**AIM**:
Transcribe the records below exactly as they appear, omitting any pictures.

╭─ DATA PROVIDED

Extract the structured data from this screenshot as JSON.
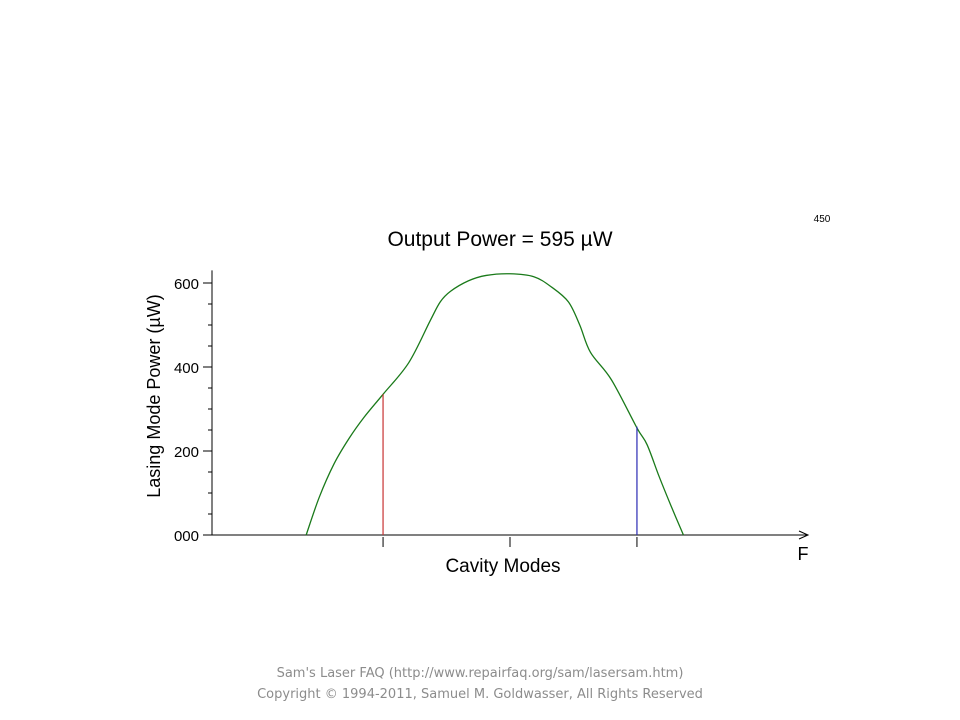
{
  "chart_data": {
    "type": "line",
    "title": "Output Power = 595 µW",
    "corner_label": "450",
    "ylabel": "Lasing Mode Power (µW)",
    "xlabel": "Cavity Modes",
    "x_axis_symbol": "F",
    "ylim": [
      0,
      630
    ],
    "xlim": [
      0,
      1
    ],
    "y_ticks": [
      {
        "value": 0,
        "label": "000"
      },
      {
        "value": 200,
        "label": "200"
      },
      {
        "value": 400,
        "label": "400"
      },
      {
        "value": 600,
        "label": "600"
      }
    ],
    "y_minor_step": 50,
    "x_tick_positions": [
      0.287,
      0.5,
      0.713
    ],
    "gain_curve": {
      "color": "#1a7a1a",
      "x": [
        0.158,
        0.18,
        0.205,
        0.23,
        0.255,
        0.287,
        0.33,
        0.366,
        0.383,
        0.4,
        0.43,
        0.46,
        0.5,
        0.54,
        0.57,
        0.598,
        0.617,
        0.635,
        0.67,
        0.713,
        0.73,
        0.75,
        0.77,
        0.791
      ],
      "y": [
        0,
        90,
        170,
        230,
        280,
        335,
        410,
        510,
        555,
        580,
        605,
        618,
        622,
        615,
        590,
        555,
        500,
        435,
        370,
        255,
        215,
        140,
        70,
        0
      ]
    },
    "modes": [
      {
        "x": 0.287,
        "y": 335,
        "color": "#c83232"
      },
      {
        "x": 0.713,
        "y": 258,
        "color": "#2a2ab4"
      }
    ]
  },
  "footer": {
    "line1": "Sam's Laser FAQ (http://www.repairfaq.org/sam/lasersam.htm)",
    "line2": "Copyright © 1994-2011, Samuel M. Goldwasser, All Rights Reserved"
  }
}
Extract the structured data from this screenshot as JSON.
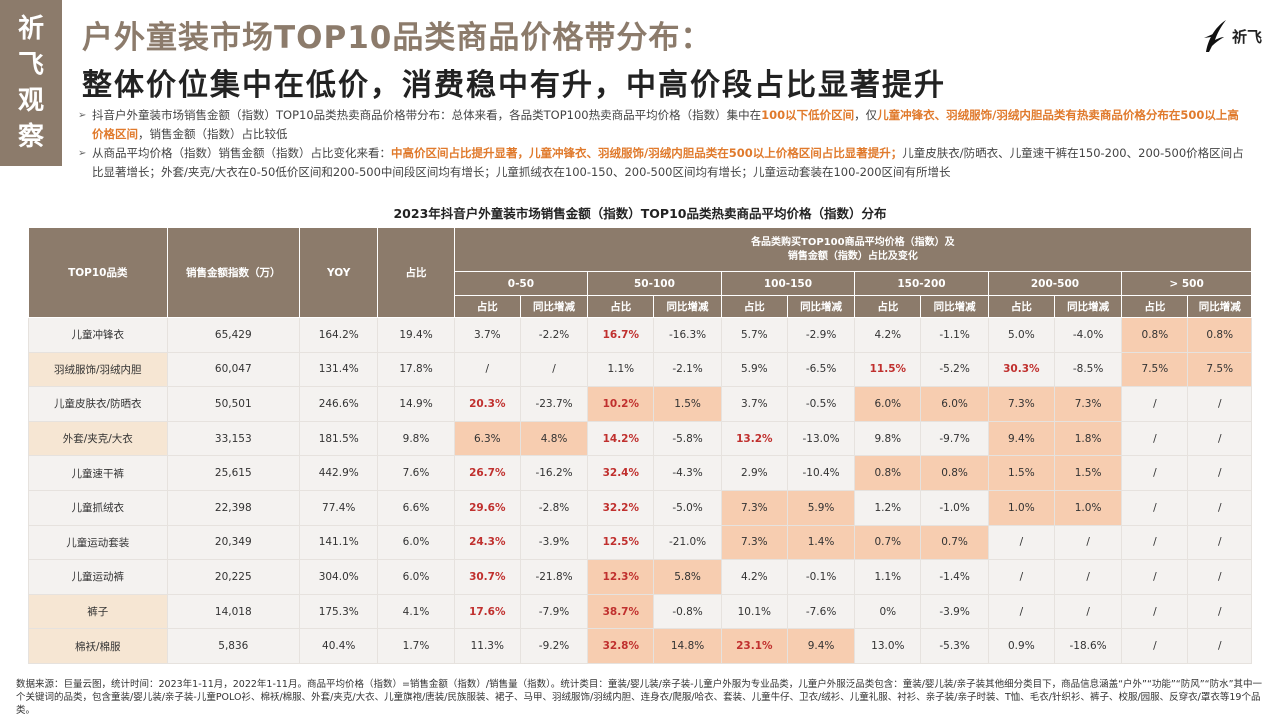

╰─

**THE COMPLETED TASK**:
Extract the structured data from this screenshot as JSON.
{
  "chart_data": {
    "type": "line",
    "title": "Output Power = 595 µW",
    "corner_label": "450",
    "ylabel": "Lasing Mode Power (µW)",
    "xlabel": "Cavity Modes",
    "x_axis_symbol": "F",
    "ylim": [
      0,
      630
    ],
    "xlim": [
      0,
      1
    ],
    "y_ticks": [
      {
        "value": 0,
        "label": "000"
      },
      {
        "value": 200,
        "label": "200"
      },
      {
        "value": 400,
        "label": "400"
      },
      {
        "value": 600,
        "label": "600"
      }
    ],
    "y_minor_step": 50,
    "x_tick_positions": [
      0.287,
      0.5,
      0.713
    ],
    "gain_curve": {
      "color": "#1a7a1a",
      "x": [
        0.158,
        0.18,
        0.205,
        0.23,
        0.255,
        0.287,
        0.33,
        0.366,
        0.383,
        0.4,
        0.43,
        0.46,
        0.5,
        0.54,
        0.57,
        0.598,
        0.617,
        0.635,
        0.67,
        0.713,
        0.73,
        0.75,
        0.77,
        0.791
      ],
      "y": [
        0,
        90,
        170,
        230,
        280,
        335,
        410,
        510,
        555,
        580,
        605,
        618,
        622,
        615,
        590,
        555,
        500,
        435,
        370,
        255,
        215,
        140,
        70,
        0
      ]
    },
    "modes": [
      {
        "x": 0.287,
        "y": 335,
        "color": "#c83232"
      },
      {
        "x": 0.713,
        "y": 258,
        "color": "#2a2ab4"
      }
    ]
  },
  "footer": {
    "line1": "Sam's Laser FAQ (http://www.repairfaq.org/sam/lasersam.htm)",
    "line2": "Copyright © 1994-2011, Samuel M. Goldwasser, All Rights Reserved"
  }
}
Extract the structured data from this screenshot as JSON.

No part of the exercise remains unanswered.